WORK TO COMPLETE: Locate every line below that contains the word "Dólar" and copy it.

RAW RECORDS:
──────────

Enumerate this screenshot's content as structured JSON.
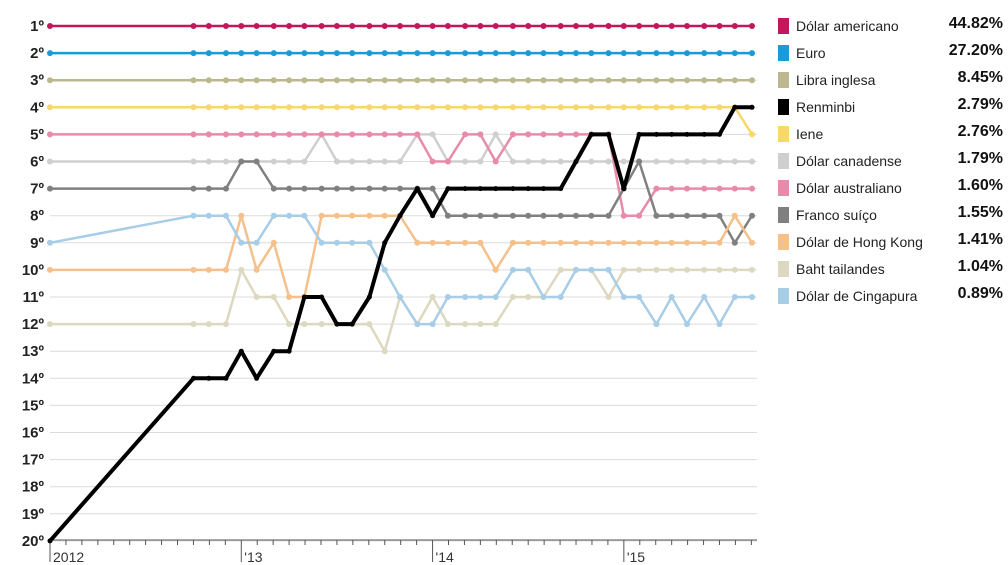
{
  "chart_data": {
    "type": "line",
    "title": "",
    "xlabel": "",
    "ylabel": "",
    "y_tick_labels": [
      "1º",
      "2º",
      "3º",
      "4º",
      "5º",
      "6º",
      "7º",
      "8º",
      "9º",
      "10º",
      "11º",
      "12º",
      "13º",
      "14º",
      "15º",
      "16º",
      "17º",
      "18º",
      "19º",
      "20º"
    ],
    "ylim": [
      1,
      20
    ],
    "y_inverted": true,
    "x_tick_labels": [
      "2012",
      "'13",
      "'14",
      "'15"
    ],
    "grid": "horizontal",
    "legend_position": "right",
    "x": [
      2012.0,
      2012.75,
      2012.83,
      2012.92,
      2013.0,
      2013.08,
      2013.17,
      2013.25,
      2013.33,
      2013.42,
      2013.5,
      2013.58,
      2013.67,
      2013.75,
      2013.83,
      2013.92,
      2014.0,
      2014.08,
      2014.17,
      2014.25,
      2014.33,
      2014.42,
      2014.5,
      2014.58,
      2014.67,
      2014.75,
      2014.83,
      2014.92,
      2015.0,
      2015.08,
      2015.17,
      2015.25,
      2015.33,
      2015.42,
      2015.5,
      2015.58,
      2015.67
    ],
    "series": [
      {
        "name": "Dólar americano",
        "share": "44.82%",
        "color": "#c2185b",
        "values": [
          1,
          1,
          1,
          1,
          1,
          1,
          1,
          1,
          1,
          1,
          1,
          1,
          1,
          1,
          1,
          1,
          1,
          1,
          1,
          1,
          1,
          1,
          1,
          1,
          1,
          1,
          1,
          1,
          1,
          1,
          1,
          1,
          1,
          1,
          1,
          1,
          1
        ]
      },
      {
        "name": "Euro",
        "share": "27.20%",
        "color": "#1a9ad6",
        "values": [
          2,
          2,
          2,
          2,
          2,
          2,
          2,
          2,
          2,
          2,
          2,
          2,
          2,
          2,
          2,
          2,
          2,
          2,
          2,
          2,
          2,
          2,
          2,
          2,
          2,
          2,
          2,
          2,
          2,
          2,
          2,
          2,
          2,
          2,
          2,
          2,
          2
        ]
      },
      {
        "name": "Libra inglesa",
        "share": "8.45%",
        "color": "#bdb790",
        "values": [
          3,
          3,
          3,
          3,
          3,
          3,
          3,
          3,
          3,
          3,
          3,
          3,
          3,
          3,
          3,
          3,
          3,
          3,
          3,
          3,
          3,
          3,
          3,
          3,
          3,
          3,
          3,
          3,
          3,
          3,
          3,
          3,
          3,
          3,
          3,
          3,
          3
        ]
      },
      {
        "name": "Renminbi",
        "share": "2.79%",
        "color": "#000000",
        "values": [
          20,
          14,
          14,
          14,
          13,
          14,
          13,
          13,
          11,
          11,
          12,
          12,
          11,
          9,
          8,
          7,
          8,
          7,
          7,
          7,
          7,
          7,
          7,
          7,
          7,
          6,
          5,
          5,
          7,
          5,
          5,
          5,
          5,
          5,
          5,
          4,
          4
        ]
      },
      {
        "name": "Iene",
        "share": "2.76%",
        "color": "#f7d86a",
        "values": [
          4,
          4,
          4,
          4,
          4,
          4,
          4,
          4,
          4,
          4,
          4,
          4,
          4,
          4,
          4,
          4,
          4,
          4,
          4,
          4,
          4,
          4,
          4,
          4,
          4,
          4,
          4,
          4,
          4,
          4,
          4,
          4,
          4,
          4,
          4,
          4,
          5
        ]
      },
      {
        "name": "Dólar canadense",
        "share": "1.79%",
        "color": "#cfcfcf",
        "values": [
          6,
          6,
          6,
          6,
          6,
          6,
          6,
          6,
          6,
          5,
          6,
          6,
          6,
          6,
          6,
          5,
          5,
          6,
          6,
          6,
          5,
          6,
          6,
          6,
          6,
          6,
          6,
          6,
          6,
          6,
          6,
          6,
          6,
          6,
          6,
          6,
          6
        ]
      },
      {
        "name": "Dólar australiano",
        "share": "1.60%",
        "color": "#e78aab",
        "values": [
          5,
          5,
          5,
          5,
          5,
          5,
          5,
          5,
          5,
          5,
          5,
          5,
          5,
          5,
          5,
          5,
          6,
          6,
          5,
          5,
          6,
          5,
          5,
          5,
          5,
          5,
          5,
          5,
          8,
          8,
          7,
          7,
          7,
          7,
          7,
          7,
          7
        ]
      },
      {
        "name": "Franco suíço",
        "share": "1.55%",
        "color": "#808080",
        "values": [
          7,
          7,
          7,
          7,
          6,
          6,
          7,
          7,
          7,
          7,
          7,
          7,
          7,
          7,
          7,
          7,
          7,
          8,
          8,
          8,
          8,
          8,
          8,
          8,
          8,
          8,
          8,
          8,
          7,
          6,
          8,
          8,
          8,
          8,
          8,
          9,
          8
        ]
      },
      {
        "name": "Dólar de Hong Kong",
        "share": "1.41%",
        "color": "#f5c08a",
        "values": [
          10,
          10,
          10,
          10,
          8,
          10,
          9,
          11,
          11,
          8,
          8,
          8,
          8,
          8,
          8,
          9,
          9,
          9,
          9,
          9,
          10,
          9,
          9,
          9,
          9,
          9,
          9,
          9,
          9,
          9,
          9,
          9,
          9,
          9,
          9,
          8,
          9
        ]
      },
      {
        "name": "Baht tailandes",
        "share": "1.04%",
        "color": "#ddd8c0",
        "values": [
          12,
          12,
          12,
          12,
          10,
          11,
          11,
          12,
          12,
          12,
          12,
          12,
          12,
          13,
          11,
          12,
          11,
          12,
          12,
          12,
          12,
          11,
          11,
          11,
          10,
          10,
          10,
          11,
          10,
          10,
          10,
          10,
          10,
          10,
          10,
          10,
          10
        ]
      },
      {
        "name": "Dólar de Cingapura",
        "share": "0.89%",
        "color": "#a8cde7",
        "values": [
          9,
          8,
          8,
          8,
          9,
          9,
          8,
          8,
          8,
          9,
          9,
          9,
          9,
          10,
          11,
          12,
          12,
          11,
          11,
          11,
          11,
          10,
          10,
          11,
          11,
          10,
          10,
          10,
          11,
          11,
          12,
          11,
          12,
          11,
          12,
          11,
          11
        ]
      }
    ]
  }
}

──────────

OUTPUT OF THE EXERCISE:
        "name": "Dólar americano",
        "name": "Dólar canadense",
        "name": "Dólar australiano",
        "name": "Dólar de Hong Kong",
        "name": "Dólar de Cingapura",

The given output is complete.